- **PROVIDED PASSAGE**
A drive gear 97 is fixed to the other side of the rotor sleeve 108 in the widthwise direction of the vehicle in a spline fitting manner. Further, an intermediate shaft 100 is rotatably supported between the housing body 90a and the outer housing cover 90c via a pair of ball bearings 101, and is provided with a large gear 98 and a small gear 99. The large gear 98 of the intermediate shaft 100 is meshed with a drive gear 97, and the small gear 99 of the intermediate shaft 100 is meshed with a driven gear 102 provided on the drive shaft 52. The drive gear 97, the large gear 98, the small gear 99, and the driven gear 102 configures the speed reduction mechanism 103, and the rotation of the rotor 94 is transmitted to the drive shaft 52 via the speed reduction mechanism 103 (the drive gear 97, the large gear 98, the small gear 99, and the driven gear 102). The contact surface between the housing body 90a and the outer housing cover 90c which defines a space for accommodating the speed reduction mechanism 103 therein is provided with an O-ring 114 for sealing the space.

The drive shaft 52 is provided with an axial passage 53 extending in an axial direction from the other end portion thereof and passing the axis, and a radial passage 54 communicating with the axial passage 53 and extending in a radial direction. The radial passage 54 is opened near the one ball bearings 91 and 91 which are positioned at the intermediate portion of the drive shaft 52. The opening portion 90d provided in the outer housing cover 90c which corresponds to the other side of the drive shaft 52 in the widthwise direction of the vehicle is closed by the lid fixed by the bolt 58, with an O-ring 57 being interposed between the lid and the opening portion (see FIGS. 6 and 7).

- **EXTRACTED ENTRIES**
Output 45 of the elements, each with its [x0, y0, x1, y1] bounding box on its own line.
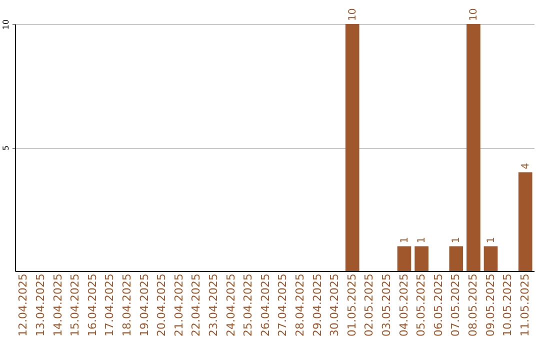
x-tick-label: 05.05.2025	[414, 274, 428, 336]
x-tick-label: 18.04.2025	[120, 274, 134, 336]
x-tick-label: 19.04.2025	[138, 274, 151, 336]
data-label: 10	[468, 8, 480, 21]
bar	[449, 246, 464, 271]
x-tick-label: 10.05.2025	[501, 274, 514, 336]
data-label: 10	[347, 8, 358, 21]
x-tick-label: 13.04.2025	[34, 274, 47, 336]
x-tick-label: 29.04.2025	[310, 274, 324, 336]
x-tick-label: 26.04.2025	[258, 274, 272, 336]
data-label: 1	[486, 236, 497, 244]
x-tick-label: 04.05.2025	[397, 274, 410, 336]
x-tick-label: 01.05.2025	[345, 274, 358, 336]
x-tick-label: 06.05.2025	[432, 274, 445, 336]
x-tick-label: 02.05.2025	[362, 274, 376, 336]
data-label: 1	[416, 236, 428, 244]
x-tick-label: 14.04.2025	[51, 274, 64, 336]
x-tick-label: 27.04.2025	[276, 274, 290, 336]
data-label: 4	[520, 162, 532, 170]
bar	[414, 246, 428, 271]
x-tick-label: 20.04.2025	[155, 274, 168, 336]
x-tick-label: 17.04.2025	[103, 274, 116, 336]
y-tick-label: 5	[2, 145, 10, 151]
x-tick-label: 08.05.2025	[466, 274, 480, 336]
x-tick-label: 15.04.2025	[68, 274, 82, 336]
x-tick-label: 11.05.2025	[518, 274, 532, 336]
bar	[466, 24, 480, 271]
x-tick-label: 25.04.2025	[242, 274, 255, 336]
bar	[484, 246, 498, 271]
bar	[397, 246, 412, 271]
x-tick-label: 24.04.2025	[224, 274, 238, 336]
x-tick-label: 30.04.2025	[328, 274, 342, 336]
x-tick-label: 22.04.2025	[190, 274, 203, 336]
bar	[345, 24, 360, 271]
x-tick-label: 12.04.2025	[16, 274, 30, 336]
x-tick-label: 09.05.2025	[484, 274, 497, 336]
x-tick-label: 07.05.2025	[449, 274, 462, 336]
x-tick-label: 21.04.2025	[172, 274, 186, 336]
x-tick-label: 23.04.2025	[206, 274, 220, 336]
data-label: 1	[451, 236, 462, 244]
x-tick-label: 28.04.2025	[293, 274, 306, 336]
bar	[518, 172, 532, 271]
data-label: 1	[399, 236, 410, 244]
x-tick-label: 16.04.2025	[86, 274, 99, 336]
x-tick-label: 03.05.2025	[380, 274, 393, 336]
==
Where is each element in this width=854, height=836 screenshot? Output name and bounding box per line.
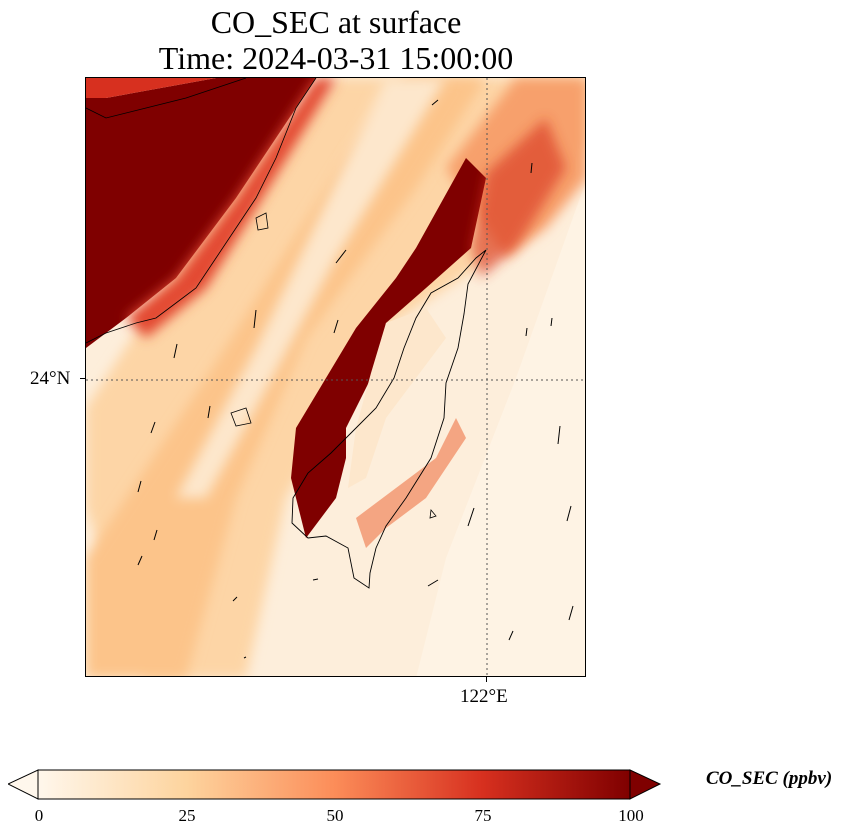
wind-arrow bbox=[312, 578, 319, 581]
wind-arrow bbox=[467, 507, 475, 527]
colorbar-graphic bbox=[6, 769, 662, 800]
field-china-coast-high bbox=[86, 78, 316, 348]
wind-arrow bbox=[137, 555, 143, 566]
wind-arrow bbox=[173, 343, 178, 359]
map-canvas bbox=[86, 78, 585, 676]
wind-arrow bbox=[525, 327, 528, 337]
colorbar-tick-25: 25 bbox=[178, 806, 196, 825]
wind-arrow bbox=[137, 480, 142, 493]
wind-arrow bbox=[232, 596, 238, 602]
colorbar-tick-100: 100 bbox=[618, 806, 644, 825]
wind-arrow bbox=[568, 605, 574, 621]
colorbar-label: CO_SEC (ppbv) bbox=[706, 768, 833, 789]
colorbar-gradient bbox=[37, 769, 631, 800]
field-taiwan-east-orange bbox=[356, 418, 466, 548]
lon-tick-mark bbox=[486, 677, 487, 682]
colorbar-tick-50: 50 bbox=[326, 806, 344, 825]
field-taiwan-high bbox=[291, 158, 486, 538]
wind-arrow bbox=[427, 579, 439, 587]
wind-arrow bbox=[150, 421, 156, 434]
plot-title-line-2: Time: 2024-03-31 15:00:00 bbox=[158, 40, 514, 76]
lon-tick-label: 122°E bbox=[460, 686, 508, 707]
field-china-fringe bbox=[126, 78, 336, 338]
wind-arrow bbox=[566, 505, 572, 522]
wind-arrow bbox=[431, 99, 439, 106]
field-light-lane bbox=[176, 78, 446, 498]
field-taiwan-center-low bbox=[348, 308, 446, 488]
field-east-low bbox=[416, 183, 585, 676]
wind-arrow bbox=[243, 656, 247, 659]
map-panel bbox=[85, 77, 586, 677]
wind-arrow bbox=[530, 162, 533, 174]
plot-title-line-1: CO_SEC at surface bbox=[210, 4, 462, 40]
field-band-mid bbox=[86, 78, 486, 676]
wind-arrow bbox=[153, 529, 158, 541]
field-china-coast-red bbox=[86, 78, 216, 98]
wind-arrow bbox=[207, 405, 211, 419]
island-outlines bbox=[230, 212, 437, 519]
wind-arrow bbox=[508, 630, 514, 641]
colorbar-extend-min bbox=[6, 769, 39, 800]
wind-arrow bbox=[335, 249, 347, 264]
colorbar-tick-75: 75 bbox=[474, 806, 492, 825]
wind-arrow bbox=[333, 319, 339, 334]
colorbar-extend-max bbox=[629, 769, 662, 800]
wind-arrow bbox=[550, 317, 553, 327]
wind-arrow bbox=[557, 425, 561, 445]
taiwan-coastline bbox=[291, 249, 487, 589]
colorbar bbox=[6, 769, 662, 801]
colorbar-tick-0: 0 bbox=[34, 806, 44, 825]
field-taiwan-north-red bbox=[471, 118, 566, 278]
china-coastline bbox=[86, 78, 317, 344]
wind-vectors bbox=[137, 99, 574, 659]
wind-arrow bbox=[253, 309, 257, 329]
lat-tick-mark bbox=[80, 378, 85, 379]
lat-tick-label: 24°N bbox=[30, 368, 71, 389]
---
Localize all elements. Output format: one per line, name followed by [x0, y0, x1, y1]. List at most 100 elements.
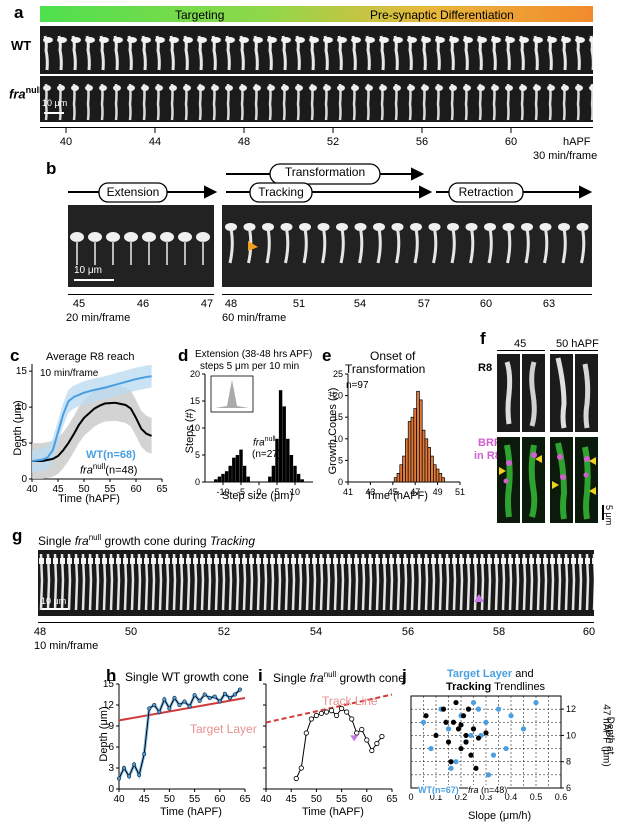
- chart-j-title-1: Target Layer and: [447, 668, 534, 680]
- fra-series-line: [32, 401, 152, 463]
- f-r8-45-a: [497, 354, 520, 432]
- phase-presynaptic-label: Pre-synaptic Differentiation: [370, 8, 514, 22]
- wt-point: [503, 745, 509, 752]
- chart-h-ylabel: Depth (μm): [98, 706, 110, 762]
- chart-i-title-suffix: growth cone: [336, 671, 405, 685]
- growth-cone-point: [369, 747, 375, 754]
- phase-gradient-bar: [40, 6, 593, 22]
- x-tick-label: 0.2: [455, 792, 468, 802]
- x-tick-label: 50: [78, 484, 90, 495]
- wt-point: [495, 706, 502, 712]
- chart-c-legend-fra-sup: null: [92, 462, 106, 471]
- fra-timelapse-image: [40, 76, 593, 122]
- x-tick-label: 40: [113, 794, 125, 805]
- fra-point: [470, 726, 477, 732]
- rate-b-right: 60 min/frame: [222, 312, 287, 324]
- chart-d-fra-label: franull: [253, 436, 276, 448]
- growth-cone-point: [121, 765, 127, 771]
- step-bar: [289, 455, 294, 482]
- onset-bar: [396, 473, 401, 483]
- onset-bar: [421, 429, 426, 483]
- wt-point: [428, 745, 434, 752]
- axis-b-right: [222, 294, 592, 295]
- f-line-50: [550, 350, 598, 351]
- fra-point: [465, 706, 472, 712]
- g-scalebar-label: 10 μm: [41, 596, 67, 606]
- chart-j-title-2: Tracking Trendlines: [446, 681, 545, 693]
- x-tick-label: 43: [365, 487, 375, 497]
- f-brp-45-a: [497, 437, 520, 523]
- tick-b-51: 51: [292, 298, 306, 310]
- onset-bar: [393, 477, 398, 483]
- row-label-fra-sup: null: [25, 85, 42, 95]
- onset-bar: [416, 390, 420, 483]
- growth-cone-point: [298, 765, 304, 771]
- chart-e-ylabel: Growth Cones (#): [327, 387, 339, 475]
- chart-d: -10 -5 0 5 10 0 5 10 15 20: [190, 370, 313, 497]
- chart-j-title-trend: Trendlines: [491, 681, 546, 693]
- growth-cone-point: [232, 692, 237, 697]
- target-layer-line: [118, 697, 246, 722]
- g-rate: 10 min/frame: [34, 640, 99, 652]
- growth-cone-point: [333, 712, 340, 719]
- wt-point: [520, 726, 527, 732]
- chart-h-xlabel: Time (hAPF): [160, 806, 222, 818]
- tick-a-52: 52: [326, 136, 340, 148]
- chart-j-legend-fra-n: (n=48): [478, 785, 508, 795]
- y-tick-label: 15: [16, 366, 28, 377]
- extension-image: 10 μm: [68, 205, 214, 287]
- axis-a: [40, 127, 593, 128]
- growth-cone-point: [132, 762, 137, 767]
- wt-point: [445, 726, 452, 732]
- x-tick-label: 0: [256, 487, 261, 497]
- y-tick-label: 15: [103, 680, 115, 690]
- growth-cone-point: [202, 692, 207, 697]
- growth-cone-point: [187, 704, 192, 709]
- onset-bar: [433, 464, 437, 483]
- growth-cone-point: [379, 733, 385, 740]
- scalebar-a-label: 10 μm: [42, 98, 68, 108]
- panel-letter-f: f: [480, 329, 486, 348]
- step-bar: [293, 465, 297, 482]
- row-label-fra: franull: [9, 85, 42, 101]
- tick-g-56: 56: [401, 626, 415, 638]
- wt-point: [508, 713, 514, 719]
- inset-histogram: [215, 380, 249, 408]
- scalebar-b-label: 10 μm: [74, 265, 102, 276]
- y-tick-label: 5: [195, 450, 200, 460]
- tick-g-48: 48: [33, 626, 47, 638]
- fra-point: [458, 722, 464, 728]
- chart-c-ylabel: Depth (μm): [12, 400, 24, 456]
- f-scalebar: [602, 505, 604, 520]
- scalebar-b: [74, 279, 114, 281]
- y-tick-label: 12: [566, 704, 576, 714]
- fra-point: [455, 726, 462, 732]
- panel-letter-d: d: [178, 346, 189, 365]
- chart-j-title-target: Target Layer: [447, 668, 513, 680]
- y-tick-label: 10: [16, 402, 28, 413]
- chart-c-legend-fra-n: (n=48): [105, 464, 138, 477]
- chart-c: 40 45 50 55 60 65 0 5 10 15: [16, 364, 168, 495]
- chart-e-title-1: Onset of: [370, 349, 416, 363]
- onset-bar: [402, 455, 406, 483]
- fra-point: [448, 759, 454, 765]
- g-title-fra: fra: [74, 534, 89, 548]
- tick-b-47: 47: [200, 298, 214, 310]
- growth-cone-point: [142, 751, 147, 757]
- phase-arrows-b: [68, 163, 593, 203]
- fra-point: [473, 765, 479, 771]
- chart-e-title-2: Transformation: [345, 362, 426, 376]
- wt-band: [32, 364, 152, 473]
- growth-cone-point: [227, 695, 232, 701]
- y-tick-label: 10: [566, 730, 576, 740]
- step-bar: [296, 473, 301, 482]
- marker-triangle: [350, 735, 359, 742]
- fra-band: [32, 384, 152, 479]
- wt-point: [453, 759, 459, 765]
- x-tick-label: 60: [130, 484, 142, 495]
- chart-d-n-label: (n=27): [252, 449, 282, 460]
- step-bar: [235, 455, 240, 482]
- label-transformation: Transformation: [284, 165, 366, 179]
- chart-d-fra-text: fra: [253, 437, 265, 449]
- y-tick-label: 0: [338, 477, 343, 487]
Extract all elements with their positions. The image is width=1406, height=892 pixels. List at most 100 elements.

- **EXERCISE**
Reproduce, word for word, the part of the gear-train passage that opens with the words containing "The drive shaft 52 is" and closes with "FIGS. 6 and 7).".

- **FINISHED EXERCISE**
The drive shaft 52 is provided with an axial passage 53 extending in an axial direction from the other end portion thereof and passing the axis, and a radial passage 54 communicating with the axial passage 53 and extending in a radial direction. The radial passage 54 is opened near the one ball bearings 91 and 91 which are positioned at the intermediate portion of the drive shaft 52. The opening portion 90d provided in the outer housing cover 90c which corresponds to the other side of the drive shaft 52 in the widthwise direction of the vehicle is closed by the lid fixed by the bolt 58, with an O-ring 57 being interposed between the lid and the opening portion (see FIGS. 6 and 7).